**MATERIAL SHOWN**
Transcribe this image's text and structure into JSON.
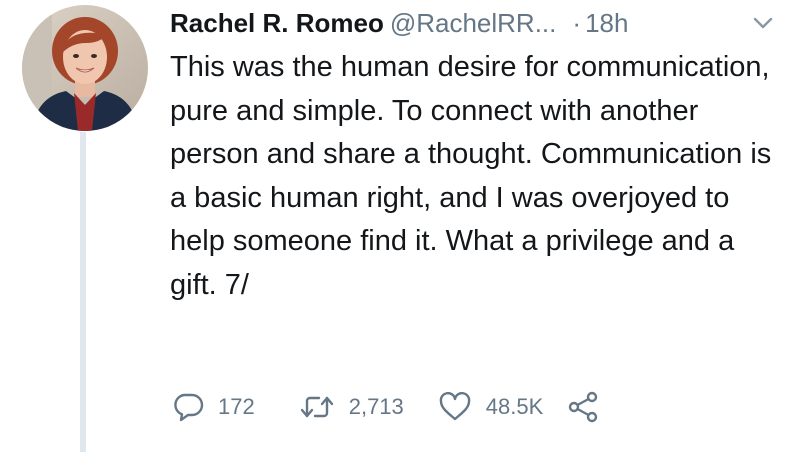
{
  "tweet": {
    "author_name": "Rachel R. Romeo",
    "handle": "@RachelRR...",
    "separator": "·",
    "time": "18h",
    "text": "This was the human desire for communication, pure and simple. To connect with another person and share a thought. Communication is a basic human right, and I was overjoyed to help someone find it. What a privilege and a gift. 7/",
    "replies": "172",
    "retweets": "2,713",
    "likes": "48.5K"
  },
  "icons": {
    "reply": "reply-bubble-icon",
    "retweet": "retweet-icon",
    "like": "heart-icon",
    "share": "share-icon",
    "menu": "chevron-down-icon"
  },
  "colors": {
    "text": "#14171a",
    "secondary": "#657786",
    "thread_line": "#e1e8ed"
  }
}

**STATED GOAL**
Take each line containing the string "share" and copy it out.

**FULL OUTPUT**
    "text": "This was the human desire for communication, pure and simple. To connect with another person and share a thought. Communication is a basic human right, and I was overjoyed to help someone find it. What a privilege and a gift. 7/",
    "share": "share-icon",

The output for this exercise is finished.